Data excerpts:

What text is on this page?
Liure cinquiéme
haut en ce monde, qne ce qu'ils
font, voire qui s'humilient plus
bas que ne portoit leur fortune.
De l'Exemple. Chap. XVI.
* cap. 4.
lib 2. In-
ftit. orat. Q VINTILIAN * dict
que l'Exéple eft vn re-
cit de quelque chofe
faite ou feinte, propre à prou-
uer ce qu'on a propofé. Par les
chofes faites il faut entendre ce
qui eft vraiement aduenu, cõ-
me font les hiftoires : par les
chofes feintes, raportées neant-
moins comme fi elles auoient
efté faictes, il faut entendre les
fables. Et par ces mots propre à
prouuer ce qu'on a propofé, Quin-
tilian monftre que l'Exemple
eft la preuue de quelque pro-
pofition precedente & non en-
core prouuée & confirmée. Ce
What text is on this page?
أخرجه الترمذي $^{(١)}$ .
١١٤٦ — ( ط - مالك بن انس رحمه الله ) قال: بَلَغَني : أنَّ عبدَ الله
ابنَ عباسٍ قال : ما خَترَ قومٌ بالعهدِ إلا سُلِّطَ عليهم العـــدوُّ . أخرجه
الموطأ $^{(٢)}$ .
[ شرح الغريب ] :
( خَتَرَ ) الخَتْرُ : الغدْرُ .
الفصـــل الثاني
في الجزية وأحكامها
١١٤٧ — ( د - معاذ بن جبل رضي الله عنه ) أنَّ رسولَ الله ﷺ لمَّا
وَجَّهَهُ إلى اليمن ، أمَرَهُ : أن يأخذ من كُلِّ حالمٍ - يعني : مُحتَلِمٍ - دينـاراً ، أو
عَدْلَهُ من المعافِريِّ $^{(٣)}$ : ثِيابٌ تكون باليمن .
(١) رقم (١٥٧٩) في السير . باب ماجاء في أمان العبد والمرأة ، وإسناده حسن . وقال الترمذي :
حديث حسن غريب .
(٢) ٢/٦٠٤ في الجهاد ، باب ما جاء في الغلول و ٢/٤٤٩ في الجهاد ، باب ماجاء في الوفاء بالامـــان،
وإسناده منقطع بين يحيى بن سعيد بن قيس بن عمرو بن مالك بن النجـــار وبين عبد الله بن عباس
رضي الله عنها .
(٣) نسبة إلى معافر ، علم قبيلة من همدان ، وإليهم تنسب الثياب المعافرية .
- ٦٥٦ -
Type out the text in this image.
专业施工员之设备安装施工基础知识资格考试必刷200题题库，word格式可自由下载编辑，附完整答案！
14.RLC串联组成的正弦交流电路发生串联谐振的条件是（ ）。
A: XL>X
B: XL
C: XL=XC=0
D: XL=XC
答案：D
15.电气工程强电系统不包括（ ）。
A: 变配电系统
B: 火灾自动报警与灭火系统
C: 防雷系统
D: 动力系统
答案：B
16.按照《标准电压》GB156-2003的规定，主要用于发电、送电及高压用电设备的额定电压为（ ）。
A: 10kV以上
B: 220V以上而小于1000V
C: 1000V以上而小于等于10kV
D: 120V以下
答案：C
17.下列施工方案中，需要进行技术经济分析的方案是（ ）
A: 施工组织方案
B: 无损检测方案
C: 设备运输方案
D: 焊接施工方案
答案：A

**Your goal:**
Print the records above exactly as they appear.

**Answer to this problem:**
What text is on this page?
Liure cinquiéme
haut en ce monde, qne ce qu'ils
font, voire qui s'humilient plus
bas que ne portoit leur fortune.
De l'Exemple. Chap. XVI.
* cap. 4.
lib 2. In-
ftit. orat. Q VINTILIAN * dict
que l'Exéple eft vn re-
cit de quelque chofe
faite ou feinte, propre à prou-
uer ce qu'on a propofé. Par les
chofes faites il faut entendre ce
qui eft vraiement aduenu, cõ-
me font les hiftoires : par les
chofes feintes, raportées neant-
moins comme fi elles auoient
efté faictes, il faut entendre les
fables. Et par ces mots propre à
prouuer ce qu'on a propofé, Quin-
tilian monftre que l'Exemple
eft la preuue de quelque pro-
pofition precedente & non en-
core prouuée & confirmée. Ce
What text is on this page?
أخرجه الترمذي $^{(١)}$ .
١١٤٦ — ( ط - مالك بن انس رحمه الله ) قال: بَلَغَني : أنَّ عبدَ الله
ابنَ عباسٍ قال : ما خَترَ قومٌ بالعهدِ إلا سُلِّطَ عليهم العـــدوُّ . أخرجه
الموطأ $^{(٢)}$ .
[ شرح الغريب ] :
( خَتَرَ ) الخَتْرُ : الغدْرُ .
الفصـــل الثاني
في الجزية وأحكامها
١١٤٧ — ( د - معاذ بن جبل رضي الله عنه ) أنَّ رسولَ الله ﷺ لمَّا
وَجَّهَهُ إلى اليمن ، أمَرَهُ : أن يأخذ من كُلِّ حالمٍ - يعني : مُحتَلِمٍ - دينـاراً ، أو
عَدْلَهُ من المعافِريِّ $^{(٣)}$ : ثِيابٌ تكون باليمن .
(١) رقم (١٥٧٩) في السير . باب ماجاء في أمان العبد والمرأة ، وإسناده حسن . وقال الترمذي :
حديث حسن غريب .
(٢) ٢/٦٠٤ في الجهاد ، باب ما جاء في الغلول و ٢/٤٤٩ في الجهاد ، باب ماجاء في الوفاء بالامـــان،
وإسناده منقطع بين يحيى بن سعيد بن قيس بن عمرو بن مالك بن النجـــار وبين عبد الله بن عباس
رضي الله عنها .
(٣) نسبة إلى معافر ، علم قبيلة من همدان ، وإليهم تنسب الثياب المعافرية .
- ٦٥٦ -
Type out the text in this image.
专业施工员之设备安装施工基础知识资格考试必刷200题题库，word格式可自由下载编辑，附完整答案！
14.RLC串联组成的正弦交流电路发生串联谐振的条件是（ ）。
A: XL>X
B: XL
C: XL=XC=0
D: XL=XC
答案：D
15.电气工程强电系统不包括（ ）。
A: 变配电系统
B: 火灾自动报警与灭火系统
C: 防雷系统
D: 动力系统
答案：B
16.按照《标准电压》GB156-2003的规定，主要用于发电、送电及高压用电设备的额定电压为（ ）。
A: 10kV以上
B: 220V以上而小于1000V
C: 1000V以上而小于等于10kV
D: 120V以下
答案：C
17.下列施工方案中，需要进行技术经济分析的方案是（ ）
A: 施工组织方案
B: 无损检测方案
C: 设备运输方案
D: 焊接施工方案
答案：A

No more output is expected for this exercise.